# Data shown
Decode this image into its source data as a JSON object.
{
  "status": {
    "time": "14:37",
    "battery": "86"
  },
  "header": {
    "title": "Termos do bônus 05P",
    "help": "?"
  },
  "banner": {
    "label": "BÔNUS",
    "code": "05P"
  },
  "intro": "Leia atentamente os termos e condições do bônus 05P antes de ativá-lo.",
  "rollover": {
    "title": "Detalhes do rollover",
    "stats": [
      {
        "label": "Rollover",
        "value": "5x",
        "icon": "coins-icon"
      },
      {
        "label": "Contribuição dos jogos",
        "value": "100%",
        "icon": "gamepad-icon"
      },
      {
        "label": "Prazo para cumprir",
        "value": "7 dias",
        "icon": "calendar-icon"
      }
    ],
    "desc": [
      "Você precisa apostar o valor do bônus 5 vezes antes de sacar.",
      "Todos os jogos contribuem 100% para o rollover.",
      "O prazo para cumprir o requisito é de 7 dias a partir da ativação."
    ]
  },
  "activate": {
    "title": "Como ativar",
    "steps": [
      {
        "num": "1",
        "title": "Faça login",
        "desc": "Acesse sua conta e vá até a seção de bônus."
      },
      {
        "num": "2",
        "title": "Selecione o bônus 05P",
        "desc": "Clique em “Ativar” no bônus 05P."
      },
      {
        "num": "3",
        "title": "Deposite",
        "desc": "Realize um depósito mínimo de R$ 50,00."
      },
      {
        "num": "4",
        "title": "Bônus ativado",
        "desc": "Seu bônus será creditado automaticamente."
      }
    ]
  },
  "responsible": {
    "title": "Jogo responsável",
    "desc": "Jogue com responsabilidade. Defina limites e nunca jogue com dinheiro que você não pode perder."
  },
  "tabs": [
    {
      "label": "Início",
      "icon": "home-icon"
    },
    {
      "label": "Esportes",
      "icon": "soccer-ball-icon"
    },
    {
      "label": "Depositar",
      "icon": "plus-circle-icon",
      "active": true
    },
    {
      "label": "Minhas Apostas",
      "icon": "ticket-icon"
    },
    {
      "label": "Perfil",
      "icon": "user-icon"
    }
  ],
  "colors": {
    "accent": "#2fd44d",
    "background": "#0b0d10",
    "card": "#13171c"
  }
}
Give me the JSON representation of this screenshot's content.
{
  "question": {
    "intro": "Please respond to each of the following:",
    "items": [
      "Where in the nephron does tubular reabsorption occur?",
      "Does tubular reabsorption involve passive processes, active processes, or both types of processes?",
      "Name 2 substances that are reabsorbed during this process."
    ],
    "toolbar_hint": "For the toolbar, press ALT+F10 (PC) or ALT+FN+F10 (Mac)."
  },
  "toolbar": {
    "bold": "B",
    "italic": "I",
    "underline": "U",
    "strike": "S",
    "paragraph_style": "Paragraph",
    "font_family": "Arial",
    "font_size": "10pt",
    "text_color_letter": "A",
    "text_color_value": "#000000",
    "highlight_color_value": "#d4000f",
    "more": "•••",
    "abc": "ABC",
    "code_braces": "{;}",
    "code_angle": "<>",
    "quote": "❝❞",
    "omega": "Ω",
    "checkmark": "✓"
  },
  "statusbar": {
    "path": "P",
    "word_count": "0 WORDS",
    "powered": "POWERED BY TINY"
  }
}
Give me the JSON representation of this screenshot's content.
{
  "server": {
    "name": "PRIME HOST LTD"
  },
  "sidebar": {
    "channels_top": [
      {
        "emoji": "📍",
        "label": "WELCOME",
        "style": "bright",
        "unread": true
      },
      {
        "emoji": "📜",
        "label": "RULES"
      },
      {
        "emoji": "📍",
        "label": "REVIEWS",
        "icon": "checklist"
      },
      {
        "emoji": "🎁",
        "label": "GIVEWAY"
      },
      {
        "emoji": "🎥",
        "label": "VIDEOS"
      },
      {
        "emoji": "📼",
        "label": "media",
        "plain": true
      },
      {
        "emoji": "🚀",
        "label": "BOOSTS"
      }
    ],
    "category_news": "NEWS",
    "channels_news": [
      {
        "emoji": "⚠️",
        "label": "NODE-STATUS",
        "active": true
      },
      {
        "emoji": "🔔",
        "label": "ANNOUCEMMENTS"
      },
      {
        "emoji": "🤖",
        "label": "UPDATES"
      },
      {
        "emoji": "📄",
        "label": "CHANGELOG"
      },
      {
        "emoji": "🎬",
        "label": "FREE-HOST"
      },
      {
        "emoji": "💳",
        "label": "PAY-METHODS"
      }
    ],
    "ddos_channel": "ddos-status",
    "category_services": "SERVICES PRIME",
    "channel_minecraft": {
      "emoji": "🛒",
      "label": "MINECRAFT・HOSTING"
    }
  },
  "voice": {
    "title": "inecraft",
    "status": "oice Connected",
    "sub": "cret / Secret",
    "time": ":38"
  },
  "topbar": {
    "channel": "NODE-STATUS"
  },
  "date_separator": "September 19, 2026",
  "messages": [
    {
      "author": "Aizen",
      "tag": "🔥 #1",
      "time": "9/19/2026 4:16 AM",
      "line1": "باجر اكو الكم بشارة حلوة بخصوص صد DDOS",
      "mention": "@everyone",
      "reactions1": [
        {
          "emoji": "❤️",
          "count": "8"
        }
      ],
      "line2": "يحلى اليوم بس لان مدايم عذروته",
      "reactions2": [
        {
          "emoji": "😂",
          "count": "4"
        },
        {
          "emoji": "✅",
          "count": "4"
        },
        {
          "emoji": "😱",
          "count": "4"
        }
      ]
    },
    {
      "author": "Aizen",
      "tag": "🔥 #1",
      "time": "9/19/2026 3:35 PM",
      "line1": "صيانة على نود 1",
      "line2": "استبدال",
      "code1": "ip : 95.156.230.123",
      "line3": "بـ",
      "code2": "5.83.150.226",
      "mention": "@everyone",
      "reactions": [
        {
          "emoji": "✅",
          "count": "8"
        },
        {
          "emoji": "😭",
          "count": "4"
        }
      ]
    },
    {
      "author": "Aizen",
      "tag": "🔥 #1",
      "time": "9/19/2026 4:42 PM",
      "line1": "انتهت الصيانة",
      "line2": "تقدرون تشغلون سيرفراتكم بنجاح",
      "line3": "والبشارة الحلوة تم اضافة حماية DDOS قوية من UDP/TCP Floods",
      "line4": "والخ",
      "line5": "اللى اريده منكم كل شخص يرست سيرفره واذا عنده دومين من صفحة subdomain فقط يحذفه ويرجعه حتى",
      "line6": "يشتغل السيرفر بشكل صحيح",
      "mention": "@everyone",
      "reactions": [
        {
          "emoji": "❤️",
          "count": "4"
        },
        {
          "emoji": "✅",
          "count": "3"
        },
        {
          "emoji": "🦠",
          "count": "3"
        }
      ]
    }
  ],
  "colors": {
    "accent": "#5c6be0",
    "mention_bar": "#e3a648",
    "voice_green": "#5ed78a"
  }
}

# Objective
Retype the records in full. Keep every line identical to the original.

# Task result
Decode this image into its source data as a JSON object.
{
  "status": {
    "time": "14:37",
    "battery": "86"
  },
  "header": {
    "title": "Termos do bônus 05P",
    "help": "?"
  },
  "banner": {
    "label": "BÔNUS",
    "code": "05P"
  },
  "intro": "Leia atentamente os termos e condições do bônus 05P antes de ativá-lo.",
  "rollover": {
    "title": "Detalhes do rollover",
    "stats": [
      {
        "label": "Rollover",
        "value": "5x",
        "icon": "coins-icon"
      },
      {
        "label": "Contribuição dos jogos",
        "value": "100%",
        "icon": "gamepad-icon"
      },
      {
        "label": "Prazo para cumprir",
        "value": "7 dias",
        "icon": "calendar-icon"
      }
    ],
    "desc": [
      "Você precisa apostar o valor do bônus 5 vezes antes de sacar.",
      "Todos os jogos contribuem 100% para o rollover.",
      "O prazo para cumprir o requisito é de 7 dias a partir da ativação."
    ]
  },
  "activate": {
    "title": "Como ativar",
    "steps": [
      {
        "num": "1",
        "title": "Faça login",
        "desc": "Acesse sua conta e vá até a seção de bônus."
      },
      {
        "num": "2",
        "title": "Selecione o bônus 05P",
        "desc": "Clique em “Ativar” no bônus 05P."
      },
      {
        "num": "3",
        "title": "Deposite",
        "desc": "Realize um depósito mínimo de R$ 50,00."
      },
      {
        "num": "4",
        "title": "Bônus ativado",
        "desc": "Seu bônus será creditado automaticamente."
      }
    ]
  },
  "responsible": {
    "title": "Jogo responsável",
    "desc": "Jogue com responsabilidade. Defina limites e nunca jogue com dinheiro que você não pode perder."
  },
  "tabs": [
    {
      "label": "Início",
      "icon": "home-icon"
    },
    {
      "label": "Esportes",
      "icon": "soccer-ball-icon"
    },
    {
      "label": "Depositar",
      "icon": "plus-circle-icon",
      "active": true
    },
    {
      "label": "Minhas Apostas",
      "icon": "ticket-icon"
    },
    {
      "label": "Perfil",
      "icon": "user-icon"
    }
  ],
  "colors": {
    "accent": "#2fd44d",
    "background": "#0b0d10",
    "card": "#13171c"
  }
}
Give me the JSON representation of this screenshot's content.
{
  "question": {
    "intro": "Please respond to each of the following:",
    "items": [
      "Where in the nephron does tubular reabsorption occur?",
      "Does tubular reabsorption involve passive processes, active processes, or both types of processes?",
      "Name 2 substances that are reabsorbed during this process."
    ],
    "toolbar_hint": "For the toolbar, press ALT+F10 (PC) or ALT+FN+F10 (Mac)."
  },
  "toolbar": {
    "bold": "B",
    "italic": "I",
    "underline": "U",
    "strike": "S",
    "paragraph_style": "Paragraph",
    "font_family": "Arial",
    "font_size": "10pt",
    "text_color_letter": "A",
    "text_color_value": "#000000",
    "highlight_color_value": "#d4000f",
    "more": "•••",
    "abc": "ABC",
    "code_braces": "{;}",
    "code_angle": "<>",
    "quote": "❝❞",
    "omega": "Ω",
    "checkmark": "✓"
  },
  "statusbar": {
    "path": "P",
    "word_count": "0 WORDS",
    "powered": "POWERED BY TINY"
  }
}
Give me the JSON representation of this screenshot's content.
{
  "server": {
    "name": "PRIME HOST LTD"
  },
  "sidebar": {
    "channels_top": [
      {
        "emoji": "📍",
        "label": "WELCOME",
        "style": "bright",
        "unread": true
      },
      {
        "emoji": "📜",
        "label": "RULES"
      },
      {
        "emoji": "📍",
        "label": "REVIEWS",
        "icon": "checklist"
      },
      {
        "emoji": "🎁",
        "label": "GIVEWAY"
      },
      {
        "emoji": "🎥",
        "label": "VIDEOS"
      },
      {
        "emoji": "📼",
        "label": "media",
        "plain": true
      },
      {
        "emoji": "🚀",
        "label": "BOOSTS"
      }
    ],
    "category_news": "NEWS",
    "channels_news": [
      {
        "emoji": "⚠️",
        "label": "NODE-STATUS",
        "active": true
      },
      {
        "emoji": "🔔",
        "label": "ANNOUCEMMENTS"
      },
      {
        "emoji": "🤖",
        "label": "UPDATES"
      },
      {
        "emoji": "📄",
        "label": "CHANGELOG"
      },
      {
        "emoji": "🎬",
        "label": "FREE-HOST"
      },
      {
        "emoji": "💳",
        "label": "PAY-METHODS"
      }
    ],
    "ddos_channel": "ddos-status",
    "category_services": "SERVICES PRIME",
    "channel_minecraft": {
      "emoji": "🛒",
      "label": "MINECRAFT・HOSTING"
    }
  },
  "voice": {
    "title": "inecraft",
    "status": "oice Connected",
    "sub": "cret / Secret",
    "time": ":38"
  },
  "topbar": {
    "channel": "NODE-STATUS"
  },
  "date_separator": "September 19, 2026",
  "messages": [
    {
      "author": "Aizen",
      "tag": "🔥 #1",
      "time": "9/19/2026 4:16 AM",
      "line1": "باجر اكو الكم بشارة حلوة بخصوص صد DDOS",
      "mention": "@everyone",
      "reactions1": [
        {
          "emoji": "❤️",
          "count": "8"
        }
      ],
      "line2": "يحلى اليوم بس لان مدايم عذروته",
      "reactions2": [
        {
          "emoji": "😂",
          "count": "4"
        },
        {
          "emoji": "✅",
          "count": "4"
        },
        {
          "emoji": "😱",
          "count": "4"
        }
      ]
    },
    {
      "author": "Aizen",
      "tag": "🔥 #1",
      "time": "9/19/2026 3:35 PM",
      "line1": "صيانة على نود 1",
      "line2": "استبدال",
      "code1": "ip : 95.156.230.123",
      "line3": "بـ",
      "code2": "5.83.150.226",
      "mention": "@everyone",
      "reactions": [
        {
          "emoji": "✅",
          "count": "8"
        },
        {
          "emoji": "😭",
          "count": "4"
        }
      ]
    },
    {
      "author": "Aizen",
      "tag": "🔥 #1",
      "time": "9/19/2026 4:42 PM",
      "line1": "انتهت الصيانة",
      "line2": "تقدرون تشغلون سيرفراتكم بنجاح",
      "line3": "والبشارة الحلوة تم اضافة حماية DDOS قوية من UDP/TCP Floods",
      "line4": "والخ",
      "line5": "اللى اريده منكم كل شخص يرست سيرفره واذا عنده دومين من صفحة subdomain فقط يحذفه ويرجعه حتى",
      "line6": "يشتغل السيرفر بشكل صحيح",
      "mention": "@everyone",
      "reactions": [
        {
          "emoji": "❤️",
          "count": "4"
        },
        {
          "emoji": "✅",
          "count": "3"
        },
        {
          "emoji": "🦠",
          "count": "3"
        }
      ]
    }
  ],
  "colors": {
    "accent": "#5c6be0",
    "mention_bar": "#e3a648",
    "voice_green": "#5ed78a"
  }
}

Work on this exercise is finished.